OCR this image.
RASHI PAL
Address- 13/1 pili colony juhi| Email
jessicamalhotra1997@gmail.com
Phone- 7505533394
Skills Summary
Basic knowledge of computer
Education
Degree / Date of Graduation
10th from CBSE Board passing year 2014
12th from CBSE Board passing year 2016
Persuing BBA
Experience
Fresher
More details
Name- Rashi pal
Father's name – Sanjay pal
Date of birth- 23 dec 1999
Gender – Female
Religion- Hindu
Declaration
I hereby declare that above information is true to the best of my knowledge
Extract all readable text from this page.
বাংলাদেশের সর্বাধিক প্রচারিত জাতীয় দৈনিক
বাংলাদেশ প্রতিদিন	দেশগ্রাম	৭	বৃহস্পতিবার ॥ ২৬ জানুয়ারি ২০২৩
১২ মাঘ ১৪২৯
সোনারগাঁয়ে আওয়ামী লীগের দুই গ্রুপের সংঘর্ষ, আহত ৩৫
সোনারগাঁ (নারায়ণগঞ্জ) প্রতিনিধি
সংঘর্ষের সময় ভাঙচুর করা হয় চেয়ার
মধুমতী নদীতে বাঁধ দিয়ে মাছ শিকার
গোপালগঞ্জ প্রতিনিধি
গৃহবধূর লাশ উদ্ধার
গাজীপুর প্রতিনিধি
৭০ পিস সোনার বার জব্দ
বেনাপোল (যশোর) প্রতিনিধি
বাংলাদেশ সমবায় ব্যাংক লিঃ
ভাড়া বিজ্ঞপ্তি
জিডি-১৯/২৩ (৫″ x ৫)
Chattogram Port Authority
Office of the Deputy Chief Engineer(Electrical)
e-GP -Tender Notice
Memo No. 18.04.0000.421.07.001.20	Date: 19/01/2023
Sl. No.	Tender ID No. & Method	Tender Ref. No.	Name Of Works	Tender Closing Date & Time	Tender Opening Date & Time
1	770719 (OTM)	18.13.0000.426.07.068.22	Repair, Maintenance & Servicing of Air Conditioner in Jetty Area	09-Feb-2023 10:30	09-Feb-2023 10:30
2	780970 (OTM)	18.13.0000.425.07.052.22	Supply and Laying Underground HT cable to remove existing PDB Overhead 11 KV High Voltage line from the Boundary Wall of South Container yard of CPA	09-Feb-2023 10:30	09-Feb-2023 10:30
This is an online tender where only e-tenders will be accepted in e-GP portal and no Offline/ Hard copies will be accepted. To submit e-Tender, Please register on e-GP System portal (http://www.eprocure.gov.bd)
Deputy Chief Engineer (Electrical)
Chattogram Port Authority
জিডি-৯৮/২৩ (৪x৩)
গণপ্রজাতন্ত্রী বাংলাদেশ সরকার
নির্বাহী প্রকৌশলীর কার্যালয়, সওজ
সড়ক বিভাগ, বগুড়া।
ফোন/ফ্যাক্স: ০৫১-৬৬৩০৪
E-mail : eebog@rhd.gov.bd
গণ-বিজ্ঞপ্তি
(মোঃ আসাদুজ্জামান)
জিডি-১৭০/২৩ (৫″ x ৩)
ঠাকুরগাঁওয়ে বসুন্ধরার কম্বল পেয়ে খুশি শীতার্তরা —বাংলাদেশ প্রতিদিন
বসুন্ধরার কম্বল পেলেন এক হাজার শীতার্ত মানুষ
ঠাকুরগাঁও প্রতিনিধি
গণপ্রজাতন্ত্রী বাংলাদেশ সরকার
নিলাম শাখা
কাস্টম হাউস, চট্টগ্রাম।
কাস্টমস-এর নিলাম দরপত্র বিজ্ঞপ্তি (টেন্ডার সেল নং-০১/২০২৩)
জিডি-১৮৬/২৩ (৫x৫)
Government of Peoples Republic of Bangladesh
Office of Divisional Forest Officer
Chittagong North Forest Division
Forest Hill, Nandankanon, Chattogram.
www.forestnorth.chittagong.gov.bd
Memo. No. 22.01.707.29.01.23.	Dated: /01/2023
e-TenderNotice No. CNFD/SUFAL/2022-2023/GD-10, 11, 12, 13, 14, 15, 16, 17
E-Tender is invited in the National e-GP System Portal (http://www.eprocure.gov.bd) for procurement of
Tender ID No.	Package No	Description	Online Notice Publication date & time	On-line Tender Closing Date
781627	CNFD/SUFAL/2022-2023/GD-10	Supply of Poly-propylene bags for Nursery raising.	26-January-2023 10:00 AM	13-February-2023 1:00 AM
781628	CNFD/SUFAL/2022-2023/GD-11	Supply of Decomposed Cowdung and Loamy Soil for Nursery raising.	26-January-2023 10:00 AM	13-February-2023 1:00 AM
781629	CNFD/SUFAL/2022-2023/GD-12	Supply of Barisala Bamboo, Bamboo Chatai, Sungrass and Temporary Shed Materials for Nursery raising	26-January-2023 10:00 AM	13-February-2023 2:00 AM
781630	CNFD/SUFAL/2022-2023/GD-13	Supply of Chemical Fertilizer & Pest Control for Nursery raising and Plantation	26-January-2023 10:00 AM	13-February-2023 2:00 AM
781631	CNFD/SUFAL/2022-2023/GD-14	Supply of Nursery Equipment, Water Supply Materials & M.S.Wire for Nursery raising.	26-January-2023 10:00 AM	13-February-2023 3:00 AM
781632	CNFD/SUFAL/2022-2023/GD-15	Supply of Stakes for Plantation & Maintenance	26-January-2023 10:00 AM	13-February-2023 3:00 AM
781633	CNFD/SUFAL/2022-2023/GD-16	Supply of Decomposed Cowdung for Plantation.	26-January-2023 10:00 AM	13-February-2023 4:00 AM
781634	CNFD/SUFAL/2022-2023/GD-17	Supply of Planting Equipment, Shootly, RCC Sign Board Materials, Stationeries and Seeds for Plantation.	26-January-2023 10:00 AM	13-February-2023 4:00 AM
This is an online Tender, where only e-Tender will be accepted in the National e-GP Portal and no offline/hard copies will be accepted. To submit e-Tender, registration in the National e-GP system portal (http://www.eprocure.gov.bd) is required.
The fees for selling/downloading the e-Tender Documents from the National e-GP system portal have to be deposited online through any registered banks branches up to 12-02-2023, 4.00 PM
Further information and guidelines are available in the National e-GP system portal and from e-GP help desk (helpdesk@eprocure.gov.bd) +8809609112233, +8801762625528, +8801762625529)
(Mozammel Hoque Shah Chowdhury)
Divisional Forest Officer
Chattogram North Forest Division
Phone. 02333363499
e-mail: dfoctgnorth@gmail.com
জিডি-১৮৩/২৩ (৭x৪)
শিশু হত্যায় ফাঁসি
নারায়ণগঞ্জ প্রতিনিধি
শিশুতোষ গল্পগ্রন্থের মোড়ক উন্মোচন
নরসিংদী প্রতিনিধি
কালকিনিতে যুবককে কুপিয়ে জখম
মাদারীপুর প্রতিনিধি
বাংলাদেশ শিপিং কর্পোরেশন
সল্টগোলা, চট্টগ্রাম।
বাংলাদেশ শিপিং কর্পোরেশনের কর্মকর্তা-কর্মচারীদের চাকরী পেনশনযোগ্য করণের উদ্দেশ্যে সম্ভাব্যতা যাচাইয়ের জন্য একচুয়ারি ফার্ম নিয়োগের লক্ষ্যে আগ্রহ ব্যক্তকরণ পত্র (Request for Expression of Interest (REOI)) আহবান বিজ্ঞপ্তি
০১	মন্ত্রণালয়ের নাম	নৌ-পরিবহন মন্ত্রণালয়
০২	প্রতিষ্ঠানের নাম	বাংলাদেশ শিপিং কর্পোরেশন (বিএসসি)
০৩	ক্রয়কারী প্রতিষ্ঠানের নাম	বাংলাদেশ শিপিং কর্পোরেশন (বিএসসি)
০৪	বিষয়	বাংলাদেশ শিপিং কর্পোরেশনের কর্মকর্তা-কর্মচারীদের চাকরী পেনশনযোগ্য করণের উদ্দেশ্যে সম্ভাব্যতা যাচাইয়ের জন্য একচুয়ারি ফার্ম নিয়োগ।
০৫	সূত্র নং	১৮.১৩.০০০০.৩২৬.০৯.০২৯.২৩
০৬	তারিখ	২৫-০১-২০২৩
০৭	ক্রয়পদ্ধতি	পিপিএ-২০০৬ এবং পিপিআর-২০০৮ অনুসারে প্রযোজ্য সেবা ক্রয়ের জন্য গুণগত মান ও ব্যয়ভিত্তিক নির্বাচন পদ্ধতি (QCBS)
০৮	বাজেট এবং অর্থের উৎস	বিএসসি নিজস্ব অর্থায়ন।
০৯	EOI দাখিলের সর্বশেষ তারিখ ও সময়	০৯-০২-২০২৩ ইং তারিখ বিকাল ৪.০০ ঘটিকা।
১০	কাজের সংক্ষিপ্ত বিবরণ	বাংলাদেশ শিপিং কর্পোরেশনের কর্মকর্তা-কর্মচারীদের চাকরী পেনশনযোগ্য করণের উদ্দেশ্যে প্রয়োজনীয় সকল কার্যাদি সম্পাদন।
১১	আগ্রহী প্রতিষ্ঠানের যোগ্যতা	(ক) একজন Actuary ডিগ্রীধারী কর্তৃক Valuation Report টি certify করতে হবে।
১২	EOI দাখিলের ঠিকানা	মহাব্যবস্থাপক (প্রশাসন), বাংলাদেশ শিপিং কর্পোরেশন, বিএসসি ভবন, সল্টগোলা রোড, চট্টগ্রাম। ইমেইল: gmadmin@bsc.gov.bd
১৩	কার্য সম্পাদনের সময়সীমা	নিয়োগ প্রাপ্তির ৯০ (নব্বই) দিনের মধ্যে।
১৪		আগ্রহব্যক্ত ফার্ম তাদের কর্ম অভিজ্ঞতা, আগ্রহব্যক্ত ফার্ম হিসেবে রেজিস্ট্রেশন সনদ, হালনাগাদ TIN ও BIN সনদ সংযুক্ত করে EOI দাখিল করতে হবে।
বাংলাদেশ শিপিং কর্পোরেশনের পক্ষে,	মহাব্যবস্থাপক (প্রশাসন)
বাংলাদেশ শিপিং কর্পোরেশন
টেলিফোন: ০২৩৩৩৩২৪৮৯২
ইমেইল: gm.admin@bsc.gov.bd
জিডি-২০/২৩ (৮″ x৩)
───
▶ Do this
Look over the listing. Pull out every line with the string "Plantation" in it.

▶ Answer to the problem
781630	CNFD/SUFAL/2022-2023/GD-13	Supply of Chemical Fertilizer & Pest Control for Nursery raising and Plantation	26-January-2023 10:00 AM	13-February-2023 2:00 AM
781632	CNFD/SUFAL/2022-2023/GD-15	Supply of Stakes for Plantation & Maintenance	26-January-2023 10:00 AM	13-February-2023 3:00 AM
781633	CNFD/SUFAL/2022-2023/GD-16	Supply of Decomposed Cowdung for Plantation.	26-January-2023 10:00 AM	13-February-2023 4:00 AM
781634	CNFD/SUFAL/2022-2023/GD-17	Supply of Planting Equipment, Shootly, RCC Sign Board Materials, Stationeries and Seeds for Plantation.	26-January-2023 10:00 AM	13-February-2023 4:00 AM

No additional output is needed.